▸ Brief
Output an exact reproduction of the data.

----

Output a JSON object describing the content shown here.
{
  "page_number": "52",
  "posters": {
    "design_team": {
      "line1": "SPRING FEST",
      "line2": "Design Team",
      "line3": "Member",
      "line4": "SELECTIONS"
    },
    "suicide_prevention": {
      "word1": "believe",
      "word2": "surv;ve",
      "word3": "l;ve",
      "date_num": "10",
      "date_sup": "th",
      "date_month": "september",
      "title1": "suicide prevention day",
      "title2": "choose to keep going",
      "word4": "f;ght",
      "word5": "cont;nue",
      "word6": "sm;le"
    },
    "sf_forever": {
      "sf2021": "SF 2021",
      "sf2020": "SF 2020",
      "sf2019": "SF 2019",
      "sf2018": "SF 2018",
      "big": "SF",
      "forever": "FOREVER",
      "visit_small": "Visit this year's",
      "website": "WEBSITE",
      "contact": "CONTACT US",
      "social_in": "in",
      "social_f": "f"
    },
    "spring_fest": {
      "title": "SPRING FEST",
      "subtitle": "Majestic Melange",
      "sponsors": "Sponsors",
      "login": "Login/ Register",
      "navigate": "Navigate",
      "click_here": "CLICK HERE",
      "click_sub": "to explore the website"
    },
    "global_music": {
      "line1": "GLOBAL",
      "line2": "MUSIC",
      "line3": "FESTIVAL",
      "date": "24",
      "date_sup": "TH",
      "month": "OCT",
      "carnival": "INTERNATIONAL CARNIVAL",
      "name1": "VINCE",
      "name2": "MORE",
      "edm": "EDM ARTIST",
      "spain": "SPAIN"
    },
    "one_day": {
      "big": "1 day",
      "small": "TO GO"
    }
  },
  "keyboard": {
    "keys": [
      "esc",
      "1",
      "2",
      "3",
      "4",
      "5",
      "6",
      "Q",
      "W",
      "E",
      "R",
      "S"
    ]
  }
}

----

▸ Final answer
Output a JSON object describing the content shown here.
{
  "page_number": "52",
  "posters": {
    "design_team": {
      "line1": "SPRING FEST",
      "line2": "Design Team",
      "line3": "Member",
      "line4": "SELECTIONS"
    },
    "suicide_prevention": {
      "word1": "believe",
      "word2": "surv;ve",
      "word3": "l;ve",
      "date_num": "10",
      "date_sup": "th",
      "date_month": "september",
      "title1": "suicide prevention day",
      "title2": "choose to keep going",
      "word4": "f;ght",
      "word5": "cont;nue",
      "word6": "sm;le"
    },
    "sf_forever": {
      "sf2021": "SF 2021",
      "sf2020": "SF 2020",
      "sf2019": "SF 2019",
      "sf2018": "SF 2018",
      "big": "SF",
      "forever": "FOREVER",
      "visit_small": "Visit this year's",
      "website": "WEBSITE",
      "contact": "CONTACT US",
      "social_in": "in",
      "social_f": "f"
    },
    "spring_fest": {
      "title": "SPRING FEST",
      "subtitle": "Majestic Melange",
      "sponsors": "Sponsors",
      "login": "Login/ Register",
      "navigate": "Navigate",
      "click_here": "CLICK HERE",
      "click_sub": "to explore the website"
    },
    "global_music": {
      "line1": "GLOBAL",
      "line2": "MUSIC",
      "line3": "FESTIVAL",
      "date": "24",
      "date_sup": "TH",
      "month": "OCT",
      "carnival": "INTERNATIONAL CARNIVAL",
      "name1": "VINCE",
      "name2": "MORE",
      "edm": "EDM ARTIST",
      "spain": "SPAIN"
    },
    "one_day": {
      "big": "1 day",
      "small": "TO GO"
    }
  },
  "keyboard": {
    "keys": [
      "esc",
      "1",
      "2",
      "3",
      "4",
      "5",
      "6",
      "Q",
      "W",
      "E",
      "R",
      "S"
    ]
  }
}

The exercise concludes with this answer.